------ DATA FOR PROCESSING ------

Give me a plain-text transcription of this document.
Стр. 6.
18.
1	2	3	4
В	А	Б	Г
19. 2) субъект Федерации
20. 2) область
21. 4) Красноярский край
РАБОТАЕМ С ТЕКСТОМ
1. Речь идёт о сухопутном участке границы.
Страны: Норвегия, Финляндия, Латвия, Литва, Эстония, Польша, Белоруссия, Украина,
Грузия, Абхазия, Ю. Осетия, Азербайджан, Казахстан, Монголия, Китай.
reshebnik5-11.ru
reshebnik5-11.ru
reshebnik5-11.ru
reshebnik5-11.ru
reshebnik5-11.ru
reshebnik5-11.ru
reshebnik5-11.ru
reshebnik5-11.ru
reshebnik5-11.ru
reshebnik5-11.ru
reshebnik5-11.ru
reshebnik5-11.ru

------
------ DATA FOR PROCESSING ------

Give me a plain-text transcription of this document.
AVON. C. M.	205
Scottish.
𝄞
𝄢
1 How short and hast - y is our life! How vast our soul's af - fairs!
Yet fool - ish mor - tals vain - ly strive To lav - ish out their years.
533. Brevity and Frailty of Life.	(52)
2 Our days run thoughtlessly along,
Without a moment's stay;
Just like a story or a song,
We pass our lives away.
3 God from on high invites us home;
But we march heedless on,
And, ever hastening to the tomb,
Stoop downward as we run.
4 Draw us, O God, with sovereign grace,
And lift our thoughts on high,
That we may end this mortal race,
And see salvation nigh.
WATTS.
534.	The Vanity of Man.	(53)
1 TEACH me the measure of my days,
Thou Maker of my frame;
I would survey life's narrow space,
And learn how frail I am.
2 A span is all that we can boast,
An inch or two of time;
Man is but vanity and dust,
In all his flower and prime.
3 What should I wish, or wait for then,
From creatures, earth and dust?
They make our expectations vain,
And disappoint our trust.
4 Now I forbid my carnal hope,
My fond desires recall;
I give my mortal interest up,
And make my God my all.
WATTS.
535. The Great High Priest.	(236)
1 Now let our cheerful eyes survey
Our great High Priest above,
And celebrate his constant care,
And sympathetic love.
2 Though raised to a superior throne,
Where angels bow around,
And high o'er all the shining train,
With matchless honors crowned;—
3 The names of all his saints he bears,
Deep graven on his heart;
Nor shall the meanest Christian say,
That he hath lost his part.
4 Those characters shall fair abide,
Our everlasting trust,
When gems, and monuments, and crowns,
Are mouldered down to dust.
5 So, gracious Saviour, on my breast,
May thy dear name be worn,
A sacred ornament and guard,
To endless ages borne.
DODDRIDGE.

------
------ DATA FOR PROCESSING ------

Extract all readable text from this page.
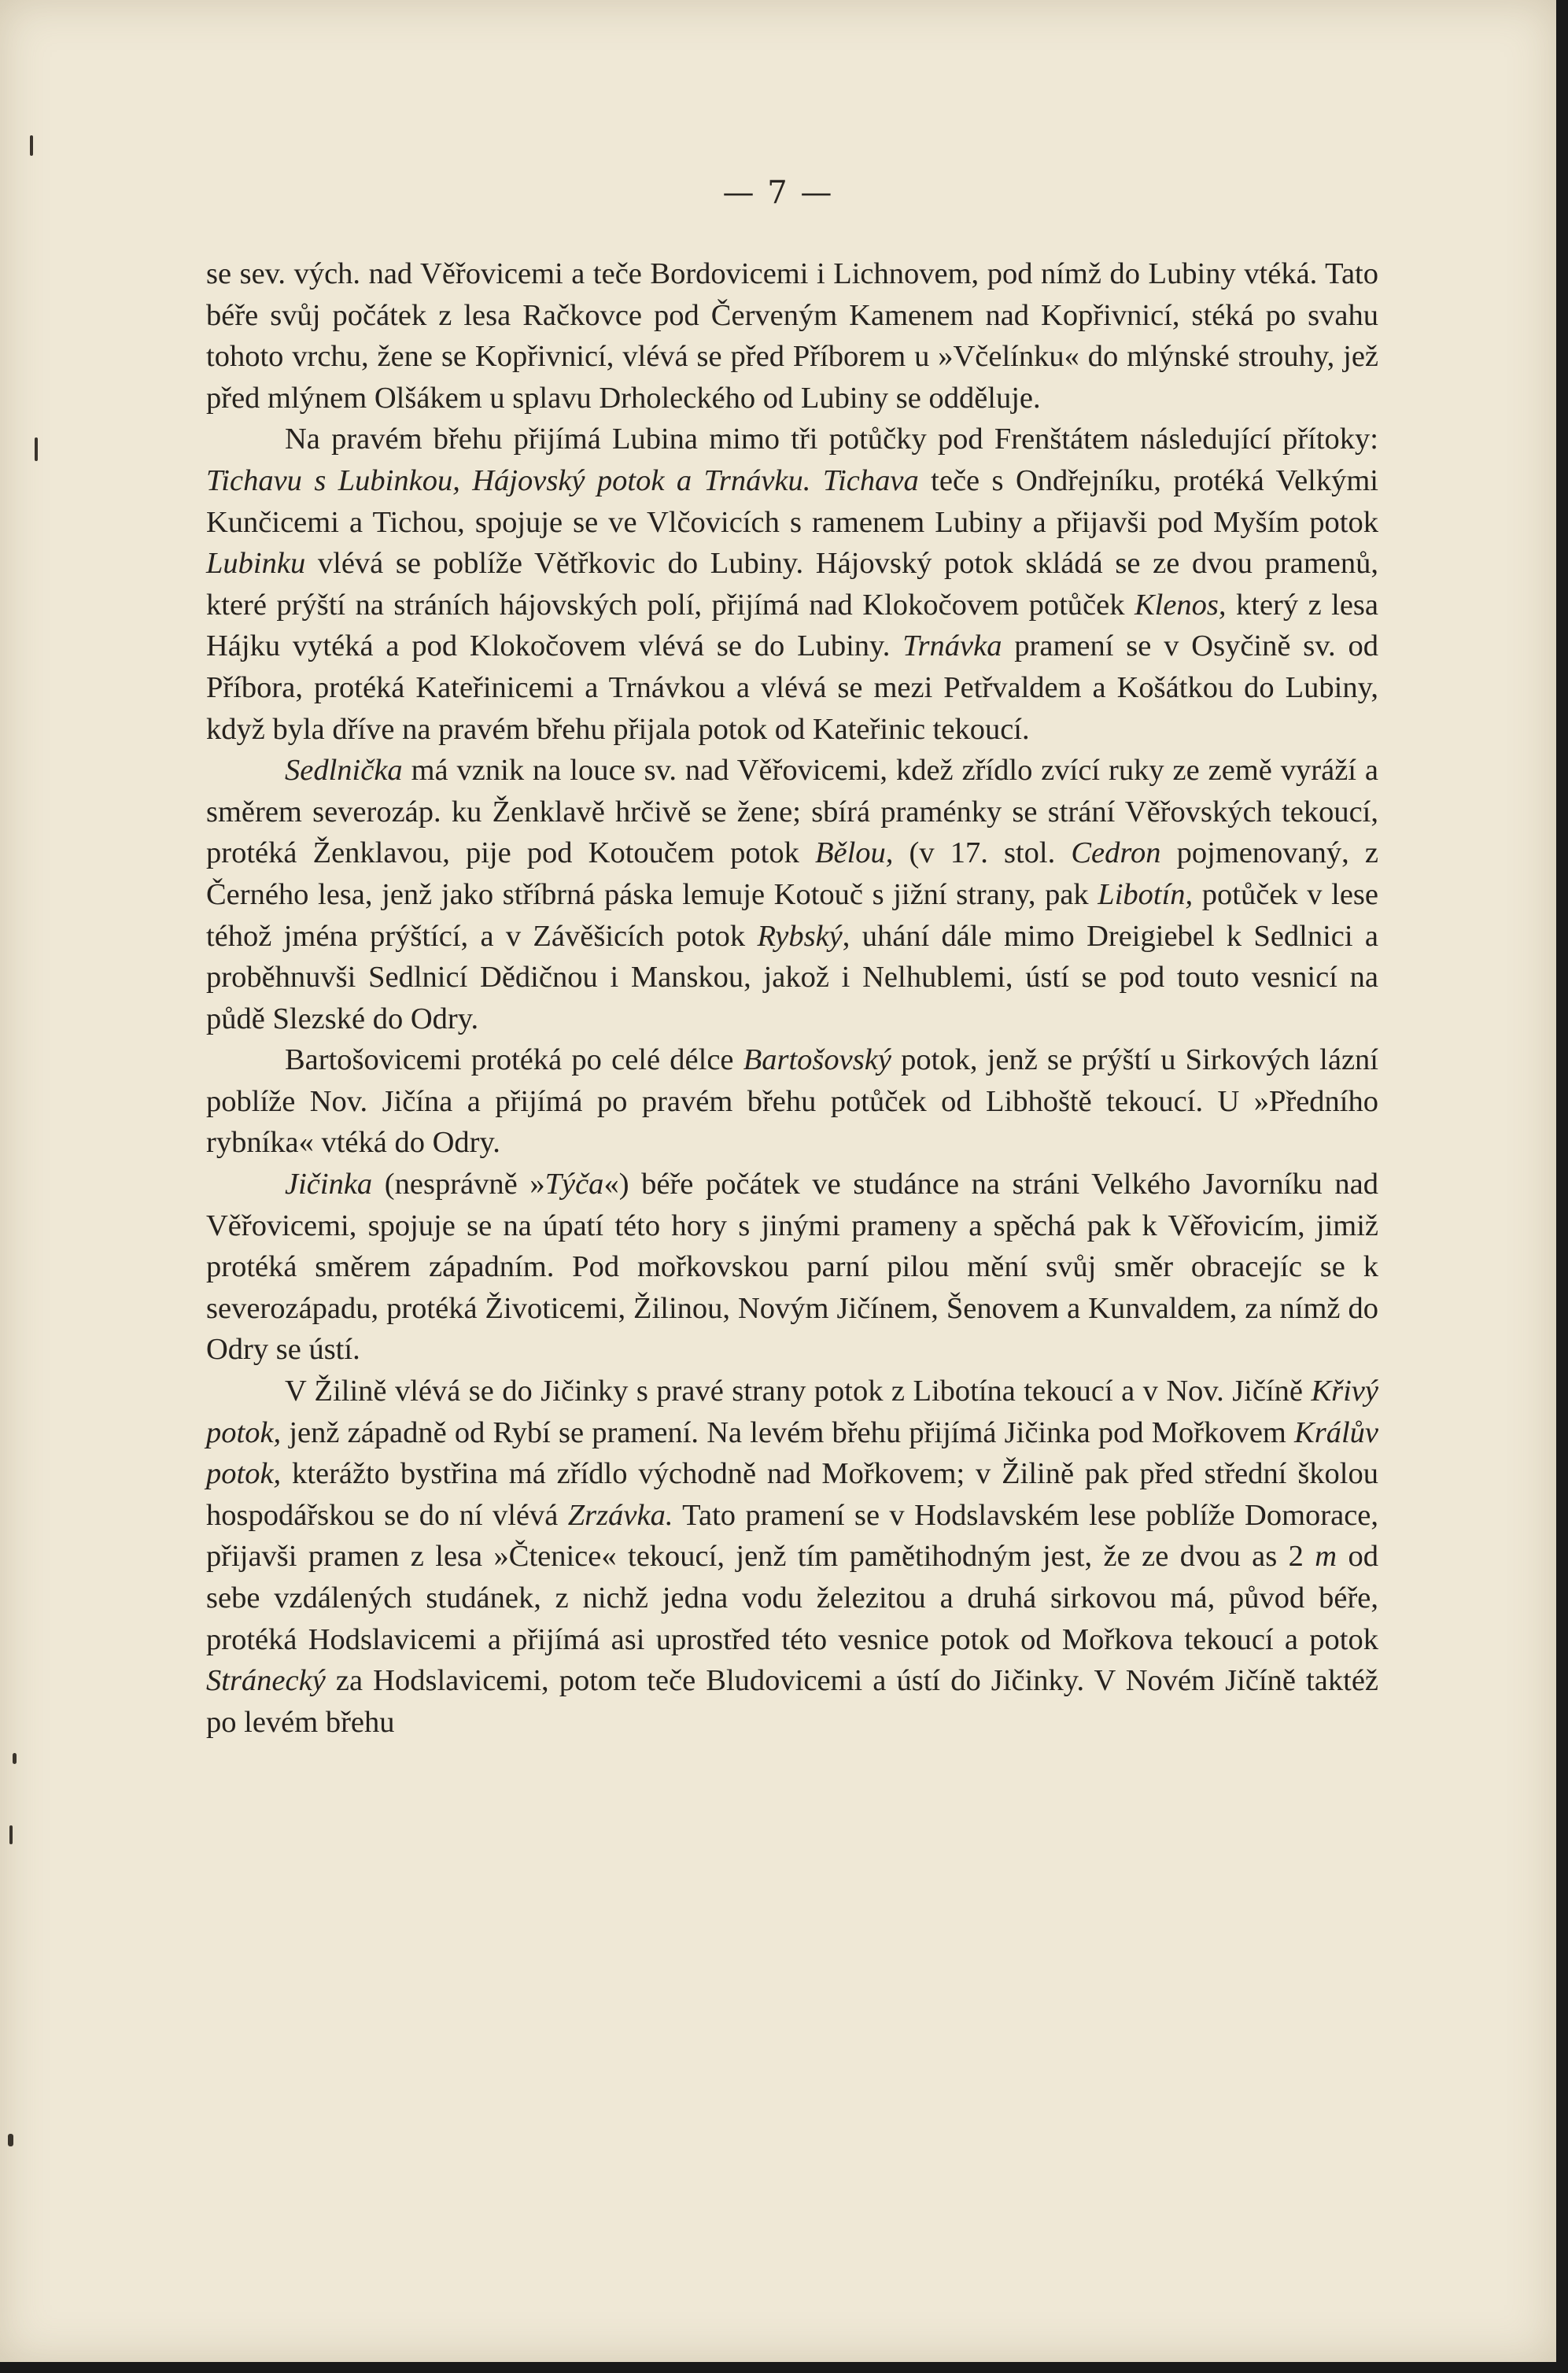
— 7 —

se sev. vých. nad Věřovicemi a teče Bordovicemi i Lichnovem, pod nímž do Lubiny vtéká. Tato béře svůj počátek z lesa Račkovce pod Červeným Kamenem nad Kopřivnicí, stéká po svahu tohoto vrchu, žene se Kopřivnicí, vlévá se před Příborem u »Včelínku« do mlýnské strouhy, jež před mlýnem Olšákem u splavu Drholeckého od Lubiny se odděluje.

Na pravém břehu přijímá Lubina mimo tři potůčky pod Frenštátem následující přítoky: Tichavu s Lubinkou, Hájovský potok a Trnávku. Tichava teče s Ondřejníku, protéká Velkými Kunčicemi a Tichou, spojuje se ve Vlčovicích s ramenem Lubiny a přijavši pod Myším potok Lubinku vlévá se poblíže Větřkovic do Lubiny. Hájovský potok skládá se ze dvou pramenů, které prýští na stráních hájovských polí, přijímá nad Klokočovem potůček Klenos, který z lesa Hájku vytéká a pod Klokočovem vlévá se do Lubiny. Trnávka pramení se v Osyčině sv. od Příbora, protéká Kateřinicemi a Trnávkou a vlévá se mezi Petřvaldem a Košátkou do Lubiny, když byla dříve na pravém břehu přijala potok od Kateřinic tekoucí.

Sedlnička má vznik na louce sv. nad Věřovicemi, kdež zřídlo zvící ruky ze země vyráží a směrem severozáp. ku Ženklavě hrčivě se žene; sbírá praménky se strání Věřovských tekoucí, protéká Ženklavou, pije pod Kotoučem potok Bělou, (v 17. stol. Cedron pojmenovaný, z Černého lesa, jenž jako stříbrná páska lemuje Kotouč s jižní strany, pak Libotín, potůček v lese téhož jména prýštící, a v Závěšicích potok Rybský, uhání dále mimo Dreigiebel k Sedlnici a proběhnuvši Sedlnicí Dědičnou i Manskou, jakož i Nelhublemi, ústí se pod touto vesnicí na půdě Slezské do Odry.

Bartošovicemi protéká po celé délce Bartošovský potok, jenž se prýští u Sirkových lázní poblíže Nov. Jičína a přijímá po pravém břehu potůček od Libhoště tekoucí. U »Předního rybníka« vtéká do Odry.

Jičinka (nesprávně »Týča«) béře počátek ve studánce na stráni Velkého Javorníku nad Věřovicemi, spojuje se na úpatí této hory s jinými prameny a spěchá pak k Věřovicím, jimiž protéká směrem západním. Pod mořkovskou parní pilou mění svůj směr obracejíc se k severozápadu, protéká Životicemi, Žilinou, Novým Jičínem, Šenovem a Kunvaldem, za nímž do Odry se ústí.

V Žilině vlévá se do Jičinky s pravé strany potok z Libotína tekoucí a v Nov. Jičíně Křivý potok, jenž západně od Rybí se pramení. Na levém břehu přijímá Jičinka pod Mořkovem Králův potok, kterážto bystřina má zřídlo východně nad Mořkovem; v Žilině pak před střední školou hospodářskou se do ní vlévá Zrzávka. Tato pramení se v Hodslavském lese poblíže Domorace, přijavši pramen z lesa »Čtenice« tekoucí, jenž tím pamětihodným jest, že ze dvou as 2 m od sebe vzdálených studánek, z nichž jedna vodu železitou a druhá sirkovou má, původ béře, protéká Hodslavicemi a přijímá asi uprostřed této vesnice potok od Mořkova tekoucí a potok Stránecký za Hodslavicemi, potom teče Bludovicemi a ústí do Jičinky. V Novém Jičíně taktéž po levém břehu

------

Return each line of the data that contains the string "mortal".

OUTPUT BELOW:
That we may end this mortal race,
I give my mortal interest up,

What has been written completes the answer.